Instructions for the task: Copy the rows below, changing each "button-label" to "text-label" and leaving the rest untouched. Leave the pictures out.

Supplied material:

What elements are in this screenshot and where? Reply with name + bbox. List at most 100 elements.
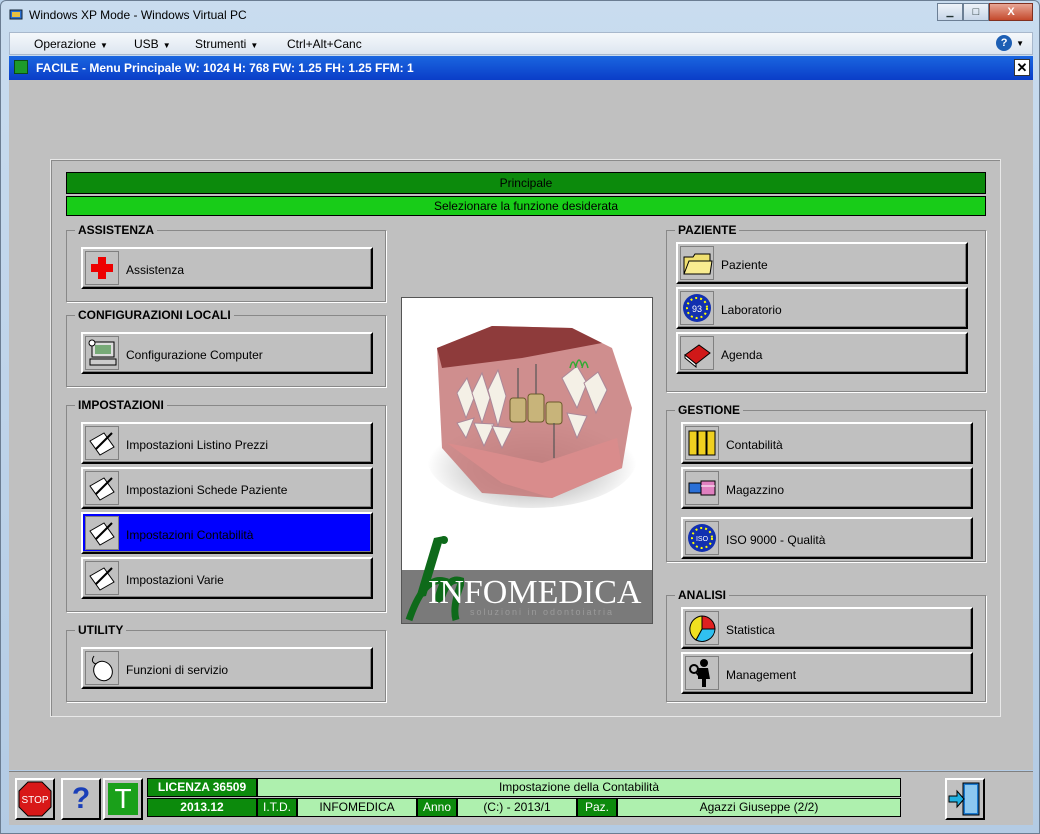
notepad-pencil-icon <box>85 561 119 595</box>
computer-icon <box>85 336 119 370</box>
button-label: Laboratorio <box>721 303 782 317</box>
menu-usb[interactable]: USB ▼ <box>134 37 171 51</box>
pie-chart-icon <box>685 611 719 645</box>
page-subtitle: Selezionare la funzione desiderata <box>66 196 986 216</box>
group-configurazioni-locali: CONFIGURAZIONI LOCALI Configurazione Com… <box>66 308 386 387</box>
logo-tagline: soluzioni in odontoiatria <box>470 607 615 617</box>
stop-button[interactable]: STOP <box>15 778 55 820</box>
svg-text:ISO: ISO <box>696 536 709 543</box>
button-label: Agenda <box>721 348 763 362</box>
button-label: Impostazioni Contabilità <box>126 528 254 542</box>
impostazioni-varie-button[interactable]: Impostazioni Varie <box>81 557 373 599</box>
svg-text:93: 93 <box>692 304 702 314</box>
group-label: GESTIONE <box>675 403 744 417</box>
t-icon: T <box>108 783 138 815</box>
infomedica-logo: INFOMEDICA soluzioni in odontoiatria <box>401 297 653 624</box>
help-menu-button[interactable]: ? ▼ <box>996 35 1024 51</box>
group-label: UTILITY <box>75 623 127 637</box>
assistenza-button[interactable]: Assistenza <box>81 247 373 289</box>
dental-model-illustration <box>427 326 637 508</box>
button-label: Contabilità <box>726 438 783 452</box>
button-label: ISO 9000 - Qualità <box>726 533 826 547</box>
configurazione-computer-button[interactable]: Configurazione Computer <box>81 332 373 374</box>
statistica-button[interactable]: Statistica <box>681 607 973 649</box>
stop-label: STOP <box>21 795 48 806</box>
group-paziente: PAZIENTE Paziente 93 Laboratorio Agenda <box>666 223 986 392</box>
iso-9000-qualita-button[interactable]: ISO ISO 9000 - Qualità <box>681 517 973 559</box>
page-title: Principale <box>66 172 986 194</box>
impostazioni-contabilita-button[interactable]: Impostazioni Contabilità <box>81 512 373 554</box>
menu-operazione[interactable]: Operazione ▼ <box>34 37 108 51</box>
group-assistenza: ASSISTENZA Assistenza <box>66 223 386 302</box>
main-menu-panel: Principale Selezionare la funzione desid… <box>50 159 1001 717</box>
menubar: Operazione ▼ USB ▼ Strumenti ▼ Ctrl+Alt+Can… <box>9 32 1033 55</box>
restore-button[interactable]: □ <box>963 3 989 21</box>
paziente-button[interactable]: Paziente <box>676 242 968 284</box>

Response:
What elements are in this screenshot and where? Reply with name + bbox. List at most 100 elements.
notepad-pencil-icon <box>85 561 119 595</box>
computer-icon <box>85 336 119 370</box>
text-label: Laboratorio <box>721 303 782 317</box>
menu-usb[interactable]: USB ▼ <box>134 37 171 51</box>
pie-chart-icon <box>685 611 719 645</box>
page-subtitle: Selezionare la funzione desiderata <box>66 196 986 216</box>
group-configurazioni-locali: CONFIGURAZIONI LOCALI Configurazione Com… <box>66 308 386 387</box>
logo-tagline: soluzioni in odontoiatria <box>470 607 615 617</box>
stop-button[interactable]: STOP <box>15 778 55 820</box>
svg-text:ISO: ISO <box>696 536 709 543</box>
text-label: Agenda <box>721 348 763 362</box>
text-label: Impostazioni Contabilità <box>126 528 254 542</box>
impostazioni-varie-button[interactable]: Impostazioni Varie <box>81 557 373 599</box>
svg-text:93: 93 <box>692 304 702 314</box>
group-label: GESTIONE <box>675 403 744 417</box>
t-icon: T <box>108 783 138 815</box>
infomedica-logo: INFOMEDICA soluzioni in odontoiatria <box>401 297 653 624</box>
help-menu-button[interactable]: ? ▼ <box>996 35 1024 51</box>
group-label: UTILITY <box>75 623 127 637</box>
assistenza-button[interactable]: Assistenza <box>81 247 373 289</box>
dental-model-illustration <box>427 326 637 508</box>
text-label: Contabilità <box>726 438 783 452</box>
text-label: ISO 9000 - Qualità <box>726 533 826 547</box>
configurazione-computer-button[interactable]: Configurazione Computer <box>81 332 373 374</box>
statistica-button[interactable]: Statistica <box>681 607 973 649</box>
stop-label: STOP <box>21 795 48 806</box>
group-paziente: PAZIENTE Paziente 93 Laboratorio Agenda <box>666 223 986 392</box>
iso-9000-qualita-button[interactable]: ISO ISO 9000 - Qualità <box>681 517 973 559</box>
page-title: Principale <box>66 172 986 194</box>
impostazioni-contabilita-button[interactable]: Impostazioni Contabilità <box>81 512 373 554</box>
menu-operazione[interactable]: Operazione ▼ <box>34 37 108 51</box>
group-assistenza: ASSISTENZA Assistenza <box>66 223 386 302</box>
main-menu-panel: Principale Selezionare la funzione desid… <box>50 159 1001 717</box>
menubar: Operazione ▼ USB ▼ Strumenti ▼ Ctrl+Alt+Can… <box>9 32 1033 55</box>
restore-button[interactable]: □ <box>963 3 989 21</box>
paziente-button[interactable]: Paziente <box>676 242 968 284</box>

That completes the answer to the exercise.